The records below must be retyped exactly.

[Data entries for graphics]
□ □ □ □

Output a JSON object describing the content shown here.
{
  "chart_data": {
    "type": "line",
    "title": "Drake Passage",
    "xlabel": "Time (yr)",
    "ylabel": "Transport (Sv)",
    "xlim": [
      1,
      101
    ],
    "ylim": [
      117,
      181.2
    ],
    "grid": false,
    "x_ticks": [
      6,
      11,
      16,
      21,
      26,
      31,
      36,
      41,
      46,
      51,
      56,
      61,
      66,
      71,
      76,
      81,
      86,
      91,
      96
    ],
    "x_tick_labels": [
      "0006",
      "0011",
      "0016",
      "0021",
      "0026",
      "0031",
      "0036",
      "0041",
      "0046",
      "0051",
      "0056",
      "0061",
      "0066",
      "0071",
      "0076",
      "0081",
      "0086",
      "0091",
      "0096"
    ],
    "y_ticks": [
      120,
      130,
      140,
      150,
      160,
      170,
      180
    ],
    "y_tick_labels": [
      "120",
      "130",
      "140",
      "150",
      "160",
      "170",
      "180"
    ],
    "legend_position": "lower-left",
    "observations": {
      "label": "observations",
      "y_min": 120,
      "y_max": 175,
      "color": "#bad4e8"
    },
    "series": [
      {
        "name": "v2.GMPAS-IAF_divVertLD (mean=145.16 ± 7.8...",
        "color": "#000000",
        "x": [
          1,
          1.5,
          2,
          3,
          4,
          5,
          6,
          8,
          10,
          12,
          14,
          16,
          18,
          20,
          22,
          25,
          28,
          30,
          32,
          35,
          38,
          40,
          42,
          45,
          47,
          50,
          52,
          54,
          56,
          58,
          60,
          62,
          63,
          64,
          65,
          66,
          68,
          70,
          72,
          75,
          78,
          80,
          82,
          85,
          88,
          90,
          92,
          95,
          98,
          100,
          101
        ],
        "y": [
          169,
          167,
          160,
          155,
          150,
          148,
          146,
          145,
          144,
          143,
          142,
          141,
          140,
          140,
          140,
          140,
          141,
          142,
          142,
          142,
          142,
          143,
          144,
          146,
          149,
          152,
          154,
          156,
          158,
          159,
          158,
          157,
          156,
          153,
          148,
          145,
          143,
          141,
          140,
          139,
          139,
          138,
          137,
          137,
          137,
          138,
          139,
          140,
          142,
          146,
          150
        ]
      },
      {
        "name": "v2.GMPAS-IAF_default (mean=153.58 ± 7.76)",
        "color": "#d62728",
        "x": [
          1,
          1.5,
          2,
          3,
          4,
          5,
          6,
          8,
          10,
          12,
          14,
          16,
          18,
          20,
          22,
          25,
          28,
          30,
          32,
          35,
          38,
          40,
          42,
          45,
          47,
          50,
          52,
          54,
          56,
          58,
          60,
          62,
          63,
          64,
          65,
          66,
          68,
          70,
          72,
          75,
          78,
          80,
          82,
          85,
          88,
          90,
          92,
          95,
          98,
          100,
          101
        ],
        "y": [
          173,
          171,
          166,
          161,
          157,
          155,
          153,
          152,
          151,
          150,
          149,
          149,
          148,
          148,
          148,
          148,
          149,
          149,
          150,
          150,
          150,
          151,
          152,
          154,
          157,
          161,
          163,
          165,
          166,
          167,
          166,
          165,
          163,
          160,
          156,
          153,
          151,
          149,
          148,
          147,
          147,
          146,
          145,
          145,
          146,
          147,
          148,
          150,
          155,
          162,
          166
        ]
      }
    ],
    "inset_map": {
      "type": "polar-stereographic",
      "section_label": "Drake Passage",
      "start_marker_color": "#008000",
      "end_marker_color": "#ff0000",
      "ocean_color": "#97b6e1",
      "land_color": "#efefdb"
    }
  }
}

□ □ □ □

Completed task:
Output a JSON object describing the content shown here.
{
  "chart_data": {
    "type": "line",
    "title": "Drake Passage",
    "xlabel": "Time (yr)",
    "ylabel": "Transport (Sv)",
    "xlim": [
      1,
      101
    ],
    "ylim": [
      117,
      181.2
    ],
    "grid": false,
    "x_ticks": [
      6,
      11,
      16,
      21,
      26,
      31,
      36,
      41,
      46,
      51,
      56,
      61,
      66,
      71,
      76,
      81,
      86,
      91,
      96
    ],
    "x_tick_labels": [
      "0006",
      "0011",
      "0016",
      "0021",
      "0026",
      "0031",
      "0036",
      "0041",
      "0046",
      "0051",
      "0056",
      "0061",
      "0066",
      "0071",
      "0076",
      "0081",
      "0086",
      "0091",
      "0096"
    ],
    "y_ticks": [
      120,
      130,
      140,
      150,
      160,
      170,
      180
    ],
    "y_tick_labels": [
      "120",
      "130",
      "140",
      "150",
      "160",
      "170",
      "180"
    ],
    "legend_position": "lower-left",
    "observations": {
      "label": "observations",
      "y_min": 120,
      "y_max": 175,
      "color": "#bad4e8"
    },
    "series": [
      {
        "name": "v2.GMPAS-IAF_divVertLD (mean=145.16 ± 7.8...",
        "color": "#000000",
        "x": [
          1,
          1.5,
          2,
          3,
          4,
          5,
          6,
          8,
          10,
          12,
          14,
          16,
          18,
          20,
          22,
          25,
          28,
          30,
          32,
          35,
          38,
          40,
          42,
          45,
          47,
          50,
          52,
          54,
          56,
          58,
          60,
          62,
          63,
          64,
          65,
          66,
          68,
          70,
          72,
          75,
          78,
          80,
          82,
          85,
          88,
          90,
          92,
          95,
          98,
          100,
          101
        ],
        "y": [
          169,
          167,
          160,
          155,
          150,
          148,
          146,
          145,
          144,
          143,
          142,
          141,
          140,
          140,
          140,
          140,
          141,
          142,
          142,
          142,
          142,
          143,
          144,
          146,
          149,
          152,
          154,
          156,
          158,
          159,
          158,
          157,
          156,
          153,
          148,
          145,
          143,
          141,
          140,
          139,
          139,
          138,
          137,
          137,
          137,
          138,
          139,
          140,
          142,
          146,
          150
        ]
      },
      {
        "name": "v2.GMPAS-IAF_default (mean=153.58 ± 7.76)",
        "color": "#d62728",
        "x": [
          1,
          1.5,
          2,
          3,
          4,
          5,
          6,
          8,
          10,
          12,
          14,
          16,
          18,
          20,
          22,
          25,
          28,
          30,
          32,
          35,
          38,
          40,
          42,
          45,
          47,
          50,
          52,
          54,
          56,
          58,
          60,
          62,
          63,
          64,
          65,
          66,
          68,
          70,
          72,
          75,
          78,
          80,
          82,
          85,
          88,
          90,
          92,
          95,
          98,
          100,
          101
        ],
        "y": [
          173,
          171,
          166,
          161,
          157,
          155,
          153,
          152,
          151,
          150,
          149,
          149,
          148,
          148,
          148,
          148,
          149,
          149,
          150,
          150,
          150,
          151,
          152,
          154,
          157,
          161,
          163,
          165,
          166,
          167,
          166,
          165,
          163,
          160,
          156,
          153,
          151,
          149,
          148,
          147,
          147,
          146,
          145,
          145,
          146,
          147,
          148,
          150,
          155,
          162,
          166
        ]
      }
    ],
    "inset_map": {
      "type": "polar-stereographic",
      "section_label": "Drake Passage",
      "start_marker_color": "#008000",
      "end_marker_color": "#ff0000",
      "ocean_color": "#97b6e1",
      "land_color": "#efefdb"
    }
  }
}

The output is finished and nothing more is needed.